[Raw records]
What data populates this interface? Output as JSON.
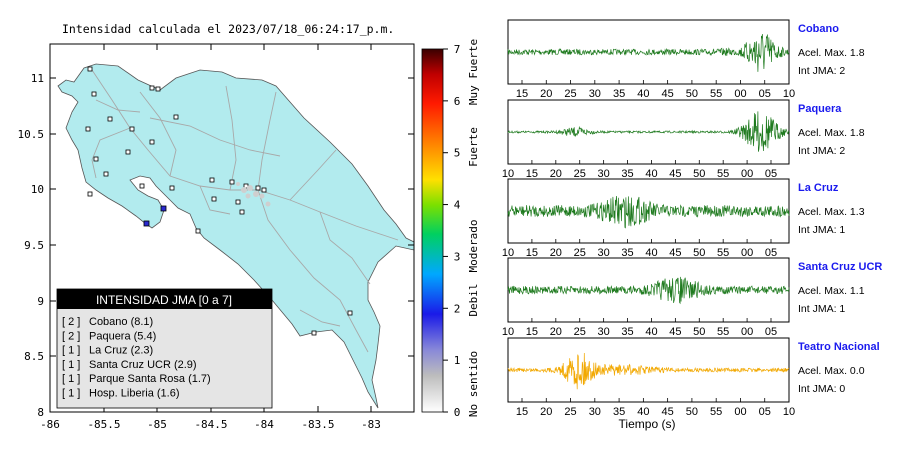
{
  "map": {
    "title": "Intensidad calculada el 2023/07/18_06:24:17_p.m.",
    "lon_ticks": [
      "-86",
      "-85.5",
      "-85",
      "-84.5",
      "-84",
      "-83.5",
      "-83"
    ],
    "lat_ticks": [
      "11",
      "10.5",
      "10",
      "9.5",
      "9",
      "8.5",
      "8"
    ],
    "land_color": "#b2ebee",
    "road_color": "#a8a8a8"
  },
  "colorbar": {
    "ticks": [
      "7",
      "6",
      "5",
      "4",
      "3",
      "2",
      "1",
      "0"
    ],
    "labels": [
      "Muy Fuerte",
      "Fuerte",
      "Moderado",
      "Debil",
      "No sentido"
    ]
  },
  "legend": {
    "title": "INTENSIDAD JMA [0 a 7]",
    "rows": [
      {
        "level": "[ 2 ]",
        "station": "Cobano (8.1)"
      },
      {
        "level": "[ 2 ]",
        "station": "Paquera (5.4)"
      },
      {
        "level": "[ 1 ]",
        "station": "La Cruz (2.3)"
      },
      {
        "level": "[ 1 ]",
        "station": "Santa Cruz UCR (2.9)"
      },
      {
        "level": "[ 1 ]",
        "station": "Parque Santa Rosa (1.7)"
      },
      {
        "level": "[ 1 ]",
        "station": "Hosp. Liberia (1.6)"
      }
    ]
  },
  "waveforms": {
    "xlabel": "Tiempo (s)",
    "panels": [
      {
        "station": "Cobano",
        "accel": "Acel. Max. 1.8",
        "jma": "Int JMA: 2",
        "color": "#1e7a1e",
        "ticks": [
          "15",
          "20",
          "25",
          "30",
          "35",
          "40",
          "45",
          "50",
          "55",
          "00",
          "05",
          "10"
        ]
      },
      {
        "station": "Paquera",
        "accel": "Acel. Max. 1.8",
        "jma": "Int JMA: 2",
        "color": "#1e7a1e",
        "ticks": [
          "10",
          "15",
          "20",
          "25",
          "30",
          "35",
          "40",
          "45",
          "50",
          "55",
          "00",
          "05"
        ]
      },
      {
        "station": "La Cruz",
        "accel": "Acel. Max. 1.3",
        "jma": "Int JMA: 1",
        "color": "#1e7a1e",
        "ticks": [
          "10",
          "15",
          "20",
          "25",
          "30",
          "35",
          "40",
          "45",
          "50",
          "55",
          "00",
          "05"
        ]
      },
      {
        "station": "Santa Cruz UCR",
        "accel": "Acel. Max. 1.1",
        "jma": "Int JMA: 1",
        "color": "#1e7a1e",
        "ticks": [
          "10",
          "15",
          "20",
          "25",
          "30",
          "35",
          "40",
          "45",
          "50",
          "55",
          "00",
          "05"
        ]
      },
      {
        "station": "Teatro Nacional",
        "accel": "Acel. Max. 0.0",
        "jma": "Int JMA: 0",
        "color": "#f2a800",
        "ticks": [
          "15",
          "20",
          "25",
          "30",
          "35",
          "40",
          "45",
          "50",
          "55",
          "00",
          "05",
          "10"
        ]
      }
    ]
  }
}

Problem requirements → Pick out the lines containing the string "accel".

Exercise solution →
        "accel": "Acel. Max. 1.8",
        "accel": "Acel. Max. 1.8",
        "accel": "Acel. Max. 1.3",
        "accel": "Acel. Max. 1.1",
        "accel": "Acel. Max. 0.0",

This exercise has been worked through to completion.